— START Entries shown —

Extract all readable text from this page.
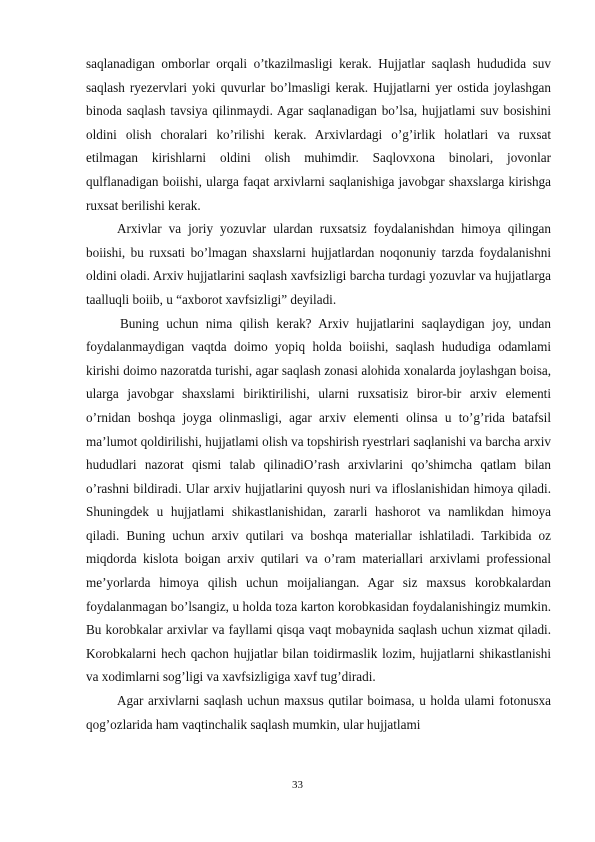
saqlanadigan omborlar orqali o’tkazilmasligi kerak. Hujjatlar saqlash hududida suv saqlash ryezervlari yoki quvurlar bo’lmasligi kerak. Hujjatlarni yer ostida joylashgan binoda saqlash tavsiya qilinmaydi. Agar saqlanadigan bo’lsa, hujjatlami suv bosishini oldini olish choralari ko’rilishi kerak. Arxivlardagi o’g’irlik holatlari va ruxsat etilmagan kirishlarni oldini olish muhimdir. Saqlovxona binolari, jovonlar qulflanadigan boiishi, ularga faqat arxivlarni saqlanishiga javobgar shaxslarga kirishga ruxsat berilishi kerak.

Arxivlar va joriy yozuvlar ulardan ruxsatsiz foydalanishdan himoya qilingan boiishi, bu ruxsati bo’lmagan shaxslarni hujjatlardan noqonuniy tarzda foydalanishni oldini oladi. Arxiv hujjatlarini saqlash xavfsizligi barcha turdagi yozuvlar va hujjatlarga taalluqli boiib, u “axborot xavfsizligi” deyiladi.

Buning uchun nima qilish kerak? Arxiv hujjatlarini saqlaydigan joy, undan foydalanmaydigan vaqtda doimo yopiq holda boiishi, saqlash hududiga odamlami kirishi doimo nazoratda turishi, agar saqlash zonasi alohida xonalarda joylashgan boisa, ularga javobgar shaxslami biriktirilishi, ularni ruxsatisiz biror-bir arxiv elementi o’rnidan boshqa joyga olinmasligi, agar arxiv elementi olinsa u to’g’rida batafsil ma’lumot qoldirilishi, hujjatlami olish va topshirish ryestrlari saqlanishi va barcha arxiv hududlari nazorat qismi talab qilinadiO’rash arxivlarini qo’shimcha qatlam bilan o’rashni bildiradi. Ular arxiv hujjatlarini quyosh nuri va ifloslanishidan himoya qiladi. Shuningdek u hujjatlami shikastlanishidan, zararli hashorot va namlikdan himoya qiladi. Buning uchun arxiv qutilari va boshqa materiallar ishlatiladi. Tarkibida oz miqdorda kislota boigan arxiv qutilari va o’ram materiallari arxivlami professional me’yorlarda himoya qilish uchun moijaliangan. Agar siz maxsus korobkalardan foydalanmagan bo’lsangiz, u holda toza karton korobkasidan foydalanishingiz mumkin. Bu korobkalar arxivlar va fayllami qisqa vaqt mobaynida saqlash uchun xizmat qiladi. Korobkalarni hech qachon hujjatlar bilan toidirmaslik lozim, hujjatlarni shikastlanishi va xodimlarni sog’ligi va xavfsizligiga xavf tug’diradi.

Agar arxivlarni saqlash uchun maxsus qutilar boimasa, u holda ulami fotonusxa qog’ozlarida ham vaqtinchalik saqlash mumkin, ular hujjatlami

33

— END Entries shown —

Reproduce every entry exactly, but omit each picture.

Extract all readable text from this page.
saqlanadigan omborlar orqali o’tkazilmasligi kerak. Hujjatlar saqlash hududida suv saqlash ryezervlari yoki quvurlar bo’lmasligi kerak. Hujjatlarni yer ostida joylashgan binoda saqlash tavsiya qilinmaydi. Agar saqlanadigan bo’lsa, hujjatlami suv bosishini oldini olish choralari ko’rilishi kerak. Arxivlardagi o’g’irlik holatlari va ruxsat etilmagan kirishlarni oldini olish muhimdir. Saqlovxona binolari, jovonlar qulflanadigan boiishi, ularga faqat arxivlarni saqlanishiga javobgar shaxslarga kirishga ruxsat berilishi kerak.

Arxivlar va joriy yozuvlar ulardan ruxsatsiz foydalanishdan himoya qilingan boiishi, bu ruxsati bo’lmagan shaxslarni hujjatlardan noqonuniy tarzda foydalanishni oldini oladi. Arxiv hujjatlarini saqlash xavfsizligi barcha turdagi yozuvlar va hujjatlarga taalluqli boiib, u “axborot xavfsizligi” deyiladi.

Buning uchun nima qilish kerak? Arxiv hujjatlarini saqlaydigan joy, undan foydalanmaydigan vaqtda doimo yopiq holda boiishi, saqlash hududiga odamlami kirishi doimo nazoratda turishi, agar saqlash zonasi alohida xonalarda joylashgan boisa, ularga javobgar shaxslami biriktirilishi, ularni ruxsatisiz biror-bir arxiv elementi o’rnidan boshqa joyga olinmasligi, agar arxiv elementi olinsa u to’g’rida batafsil ma’lumot qoldirilishi, hujjatlami olish va topshirish ryestrlari saqlanishi va barcha arxiv hududlari nazorat qismi talab qilinadiO’rash arxivlarini qo’shimcha qatlam bilan o’rashni bildiradi. Ular arxiv hujjatlarini quyosh nuri va ifloslanishidan himoya qiladi. Shuningdek u hujjatlami shikastlanishidan, zararli hashorot va namlikdan himoya qiladi. Buning uchun arxiv qutilari va boshqa materiallar ishlatiladi. Tarkibida oz miqdorda kislota boigan arxiv qutilari va o’ram materiallari arxivlami professional me’yorlarda himoya qilish uchun moijaliangan. Agar siz maxsus korobkalardan foydalanmagan bo’lsangiz, u holda toza karton korobkasidan foydalanishingiz mumkin. Bu korobkalar arxivlar va fayllami qisqa vaqt mobaynida saqlash uchun xizmat qiladi. Korobkalarni hech qachon hujjatlar bilan toidirmaslik lozim, hujjatlarni shikastlanishi va xodimlarni sog’ligi va xavfsizligiga xavf tug’diradi.

Agar arxivlarni saqlash uchun maxsus qutilar boimasa, u holda ulami fotonusxa qog’ozlarida ham vaqtinchalik saqlash mumkin, ular hujjatlami

33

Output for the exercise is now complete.